■ **Rows from a figure dataset**:
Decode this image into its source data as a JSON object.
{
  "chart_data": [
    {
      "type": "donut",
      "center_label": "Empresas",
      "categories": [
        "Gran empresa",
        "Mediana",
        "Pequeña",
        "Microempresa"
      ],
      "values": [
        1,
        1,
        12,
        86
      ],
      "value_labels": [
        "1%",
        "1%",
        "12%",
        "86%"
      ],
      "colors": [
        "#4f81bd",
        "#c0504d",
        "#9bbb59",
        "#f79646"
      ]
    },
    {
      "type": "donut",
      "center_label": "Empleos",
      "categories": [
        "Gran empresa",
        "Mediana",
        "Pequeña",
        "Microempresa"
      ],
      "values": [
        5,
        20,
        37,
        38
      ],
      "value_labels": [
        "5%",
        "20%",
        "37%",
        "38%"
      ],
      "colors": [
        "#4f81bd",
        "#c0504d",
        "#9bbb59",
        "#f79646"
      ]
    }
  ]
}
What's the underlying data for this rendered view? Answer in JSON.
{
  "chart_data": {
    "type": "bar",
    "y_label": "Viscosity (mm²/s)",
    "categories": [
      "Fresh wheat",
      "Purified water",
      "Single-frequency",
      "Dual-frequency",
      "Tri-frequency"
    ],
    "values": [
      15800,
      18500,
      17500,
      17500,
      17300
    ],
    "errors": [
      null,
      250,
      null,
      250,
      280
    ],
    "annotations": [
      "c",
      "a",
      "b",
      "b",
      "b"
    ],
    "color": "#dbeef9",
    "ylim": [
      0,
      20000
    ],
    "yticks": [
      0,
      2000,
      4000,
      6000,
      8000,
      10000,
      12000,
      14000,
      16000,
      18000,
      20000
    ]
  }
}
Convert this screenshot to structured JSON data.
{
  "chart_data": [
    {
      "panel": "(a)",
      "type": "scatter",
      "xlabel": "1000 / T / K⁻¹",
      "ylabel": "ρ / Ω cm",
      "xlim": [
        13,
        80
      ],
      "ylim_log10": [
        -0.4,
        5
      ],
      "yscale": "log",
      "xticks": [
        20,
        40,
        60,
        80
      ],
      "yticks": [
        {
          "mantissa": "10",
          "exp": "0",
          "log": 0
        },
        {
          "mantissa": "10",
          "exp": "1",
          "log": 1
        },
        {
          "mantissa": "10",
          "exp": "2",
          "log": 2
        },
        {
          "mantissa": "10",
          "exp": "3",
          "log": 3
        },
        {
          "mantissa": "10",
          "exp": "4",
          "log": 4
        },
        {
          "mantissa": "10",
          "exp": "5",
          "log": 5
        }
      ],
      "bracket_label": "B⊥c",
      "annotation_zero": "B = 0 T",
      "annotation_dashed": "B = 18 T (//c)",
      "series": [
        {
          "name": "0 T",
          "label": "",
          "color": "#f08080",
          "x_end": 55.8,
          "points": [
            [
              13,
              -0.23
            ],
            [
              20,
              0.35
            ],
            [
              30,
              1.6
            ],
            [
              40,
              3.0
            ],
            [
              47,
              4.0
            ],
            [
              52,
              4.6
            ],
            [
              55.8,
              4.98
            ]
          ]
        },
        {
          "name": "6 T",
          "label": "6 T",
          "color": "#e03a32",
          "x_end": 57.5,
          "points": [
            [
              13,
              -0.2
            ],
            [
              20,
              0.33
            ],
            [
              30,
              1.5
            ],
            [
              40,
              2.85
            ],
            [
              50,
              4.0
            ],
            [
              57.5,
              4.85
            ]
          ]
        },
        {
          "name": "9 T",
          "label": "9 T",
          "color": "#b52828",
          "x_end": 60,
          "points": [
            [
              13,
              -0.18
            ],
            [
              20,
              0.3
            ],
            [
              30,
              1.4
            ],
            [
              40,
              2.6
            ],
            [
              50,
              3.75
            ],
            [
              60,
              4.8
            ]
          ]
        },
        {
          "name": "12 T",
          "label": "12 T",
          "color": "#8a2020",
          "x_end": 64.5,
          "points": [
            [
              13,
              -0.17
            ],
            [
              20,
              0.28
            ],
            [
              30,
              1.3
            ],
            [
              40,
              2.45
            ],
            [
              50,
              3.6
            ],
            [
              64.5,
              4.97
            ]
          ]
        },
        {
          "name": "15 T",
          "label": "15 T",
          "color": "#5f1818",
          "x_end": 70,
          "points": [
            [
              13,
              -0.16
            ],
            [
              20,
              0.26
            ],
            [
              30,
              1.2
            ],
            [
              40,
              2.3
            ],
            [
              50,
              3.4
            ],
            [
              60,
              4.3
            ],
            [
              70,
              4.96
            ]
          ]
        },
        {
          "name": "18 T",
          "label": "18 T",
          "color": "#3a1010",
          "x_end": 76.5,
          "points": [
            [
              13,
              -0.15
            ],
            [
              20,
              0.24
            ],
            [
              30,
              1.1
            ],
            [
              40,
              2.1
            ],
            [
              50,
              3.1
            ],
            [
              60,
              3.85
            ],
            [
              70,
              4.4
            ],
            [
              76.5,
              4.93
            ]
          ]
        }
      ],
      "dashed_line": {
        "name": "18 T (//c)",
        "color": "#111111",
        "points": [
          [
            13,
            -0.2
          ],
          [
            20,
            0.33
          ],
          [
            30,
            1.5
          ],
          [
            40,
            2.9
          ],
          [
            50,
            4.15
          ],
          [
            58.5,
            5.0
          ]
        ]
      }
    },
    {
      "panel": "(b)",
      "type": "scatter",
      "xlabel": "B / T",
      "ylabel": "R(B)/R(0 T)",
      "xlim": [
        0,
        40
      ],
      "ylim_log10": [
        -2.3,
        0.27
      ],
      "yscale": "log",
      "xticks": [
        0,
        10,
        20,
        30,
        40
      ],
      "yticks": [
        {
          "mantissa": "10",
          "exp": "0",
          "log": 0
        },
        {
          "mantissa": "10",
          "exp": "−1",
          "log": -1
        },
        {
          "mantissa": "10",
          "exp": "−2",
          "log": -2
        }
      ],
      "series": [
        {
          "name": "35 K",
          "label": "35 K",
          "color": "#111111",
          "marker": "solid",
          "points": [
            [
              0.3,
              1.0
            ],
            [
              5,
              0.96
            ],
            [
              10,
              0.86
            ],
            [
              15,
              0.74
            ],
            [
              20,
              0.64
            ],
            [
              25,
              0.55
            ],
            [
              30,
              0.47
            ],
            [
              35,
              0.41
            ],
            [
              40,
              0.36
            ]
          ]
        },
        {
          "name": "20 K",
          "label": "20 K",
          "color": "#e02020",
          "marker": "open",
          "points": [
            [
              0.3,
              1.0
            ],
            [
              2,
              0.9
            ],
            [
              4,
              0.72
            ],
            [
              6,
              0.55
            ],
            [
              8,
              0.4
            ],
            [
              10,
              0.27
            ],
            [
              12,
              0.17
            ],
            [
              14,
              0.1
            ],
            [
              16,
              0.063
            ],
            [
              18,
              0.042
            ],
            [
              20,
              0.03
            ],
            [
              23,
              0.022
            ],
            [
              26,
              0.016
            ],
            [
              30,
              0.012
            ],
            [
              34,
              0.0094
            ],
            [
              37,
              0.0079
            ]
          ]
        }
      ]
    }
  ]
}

■ **PROBLEM**:
Extract all of the material exactly as it is written.

■ **COMPLETE RESPONSE**:
Decode this image into its source data as a JSON object.
{
  "chart_data": [
    {
      "type": "donut",
      "center_label": "Empresas",
      "categories": [
        "Gran empresa",
        "Mediana",
        "Pequeña",
        "Microempresa"
      ],
      "values": [
        1,
        1,
        12,
        86
      ],
      "value_labels": [
        "1%",
        "1%",
        "12%",
        "86%"
      ],
      "colors": [
        "#4f81bd",
        "#c0504d",
        "#9bbb59",
        "#f79646"
      ]
    },
    {
      "type": "donut",
      "center_label": "Empleos",
      "categories": [
        "Gran empresa",
        "Mediana",
        "Pequeña",
        "Microempresa"
      ],
      "values": [
        5,
        20,
        37,
        38
      ],
      "value_labels": [
        "5%",
        "20%",
        "37%",
        "38%"
      ],
      "colors": [
        "#4f81bd",
        "#c0504d",
        "#9bbb59",
        "#f79646"
      ]
    }
  ]
}
What's the underlying data for this rendered view? Answer in JSON.
{
  "chart_data": {
    "type": "bar",
    "y_label": "Viscosity (mm²/s)",
    "categories": [
      "Fresh wheat",
      "Purified water",
      "Single-frequency",
      "Dual-frequency",
      "Tri-frequency"
    ],
    "values": [
      15800,
      18500,
      17500,
      17500,
      17300
    ],
    "errors": [
      null,
      250,
      null,
      250,
      280
    ],
    "annotations": [
      "c",
      "a",
      "b",
      "b",
      "b"
    ],
    "color": "#dbeef9",
    "ylim": [
      0,
      20000
    ],
    "yticks": [
      0,
      2000,
      4000,
      6000,
      8000,
      10000,
      12000,
      14000,
      16000,
      18000,
      20000
    ]
  }
}
Convert this screenshot to structured JSON data.
{
  "chart_data": [
    {
      "panel": "(a)",
      "type": "scatter",
      "xlabel": "1000 / T / K⁻¹",
      "ylabel": "ρ / Ω cm",
      "xlim": [
        13,
        80
      ],
      "ylim_log10": [
        -0.4,
        5
      ],
      "yscale": "log",
      "xticks": [
        20,
        40,
        60,
        80
      ],
      "yticks": [
        {
          "mantissa": "10",
          "exp": "0",
          "log": 0
        },
        {
          "mantissa": "10",
          "exp": "1",
          "log": 1
        },
        {
          "mantissa": "10",
          "exp": "2",
          "log": 2
        },
        {
          "mantissa": "10",
          "exp": "3",
          "log": 3
        },
        {
          "mantissa": "10",
          "exp": "4",
          "log": 4
        },
        {
          "mantissa": "10",
          "exp": "5",
          "log": 5
        }
      ],
      "bracket_label": "B⊥c",
      "annotation_zero": "B = 0 T",
      "annotation_dashed": "B = 18 T (//c)",
      "series": [
        {
          "name": "0 T",
          "label": "",
          "color": "#f08080",
          "x_end": 55.8,
          "points": [
            [
              13,
              -0.23
            ],
            [
              20,
              0.35
            ],
            [
              30,
              1.6
            ],
            [
              40,
              3.0
            ],
            [
              47,
              4.0
            ],
            [
              52,
              4.6
            ],
            [
              55.8,
              4.98
            ]
          ]
        },
        {
          "name": "6 T",
          "label": "6 T",
          "color": "#e03a32",
          "x_end": 57.5,
          "points": [
            [
              13,
              -0.2
            ],
            [
              20,
              0.33
            ],
            [
              30,
              1.5
            ],
            [
              40,
              2.85
            ],
            [
              50,
              4.0
            ],
            [
              57.5,
              4.85
            ]
          ]
        },
        {
          "name": "9 T",
          "label": "9 T",
          "color": "#b52828",
          "x_end": 60,
          "points": [
            [
              13,
              -0.18
            ],
            [
              20,
              0.3
            ],
            [
              30,
              1.4
            ],
            [
              40,
              2.6
            ],
            [
              50,
              3.75
            ],
            [
              60,
              4.8
            ]
          ]
        },
        {
          "name": "12 T",
          "label": "12 T",
          "color": "#8a2020",
          "x_end": 64.5,
          "points": [
            [
              13,
              -0.17
            ],
            [
              20,
              0.28
            ],
            [
              30,
              1.3
            ],
            [
              40,
              2.45
            ],
            [
              50,
              3.6
            ],
            [
              64.5,
              4.97
            ]
          ]
        },
        {
          "name": "15 T",
          "label": "15 T",
          "color": "#5f1818",
          "x_end": 70,
          "points": [
            [
              13,
              -0.16
            ],
            [
              20,
              0.26
            ],
            [
              30,
              1.2
            ],
            [
              40,
              2.3
            ],
            [
              50,
              3.4
            ],
            [
              60,
              4.3
            ],
            [
              70,
              4.96
            ]
          ]
        },
        {
          "name": "18 T",
          "label": "18 T",
          "color": "#3a1010",
          "x_end": 76.5,
          "points": [
            [
              13,
              -0.15
            ],
            [
              20,
              0.24
            ],
            [
              30,
              1.1
            ],
            [
              40,
              2.1
            ],
            [
              50,
              3.1
            ],
            [
              60,
              3.85
            ],
            [
              70,
              4.4
            ],
            [
              76.5,
              4.93
            ]
          ]
        }
      ],
      "dashed_line": {
        "name": "18 T (//c)",
        "color": "#111111",
        "points": [
          [
            13,
            -0.2
          ],
          [
            20,
            0.33
          ],
          [
            30,
            1.5
          ],
          [
            40,
            2.9
          ],
          [
            50,
            4.15
          ],
          [
            58.5,
            5.0
          ]
        ]
      }
    },
    {
      "panel": "(b)",
      "type": "scatter",
      "xlabel": "B / T",
      "ylabel": "R(B)/R(0 T)",
      "xlim": [
        0,
        40
      ],
      "ylim_log10": [
        -2.3,
        0.27
      ],
      "yscale": "log",
      "xticks": [
        0,
        10,
        20,
        30,
        40
      ],
      "yticks": [
        {
          "mantissa": "10",
          "exp": "0",
          "log": 0
        },
        {
          "mantissa": "10",
          "exp": "−1",
          "log": -1
        },
        {
          "mantissa": "10",
          "exp": "−2",
          "log": -2
        }
      ],
      "series": [
        {
          "name": "35 K",
          "label": "35 K",
          "color": "#111111",
          "marker": "solid",
          "points": [
            [
              0.3,
              1.0
            ],
            [
              5,
              0.96
            ],
            [
              10,
              0.86
            ],
            [
              15,
              0.74
            ],
            [
              20,
              0.64
            ],
            [
              25,
              0.55
            ],
            [
              30,
              0.47
            ],
            [
              35,
              0.41
            ],
            [
              40,
              0.36
            ]
          ]
        },
        {
          "name": "20 K",
          "label": "20 K",
          "color": "#e02020",
          "marker": "open",
          "points": [
            [
              0.3,
              1.0
            ],
            [
              2,
              0.9
            ],
            [
              4,
              0.72
            ],
            [
              6,
              0.55
            ],
            [
              8,
              0.4
            ],
            [
              10,
              0.27
            ],
            [
              12,
              0.17
            ],
            [
              14,
              0.1
            ],
            [
              16,
              0.063
            ],
            [
              18,
              0.042
            ],
            [
              20,
              0.03
            ],
            [
              23,
              0.022
            ],
            [
              26,
              0.016
            ],
            [
              30,
              0.012
            ],
            [
              34,
              0.0094
            ],
            [
              37,
              0.0079
            ]
          ]
        }
      ]
    }
  ]
}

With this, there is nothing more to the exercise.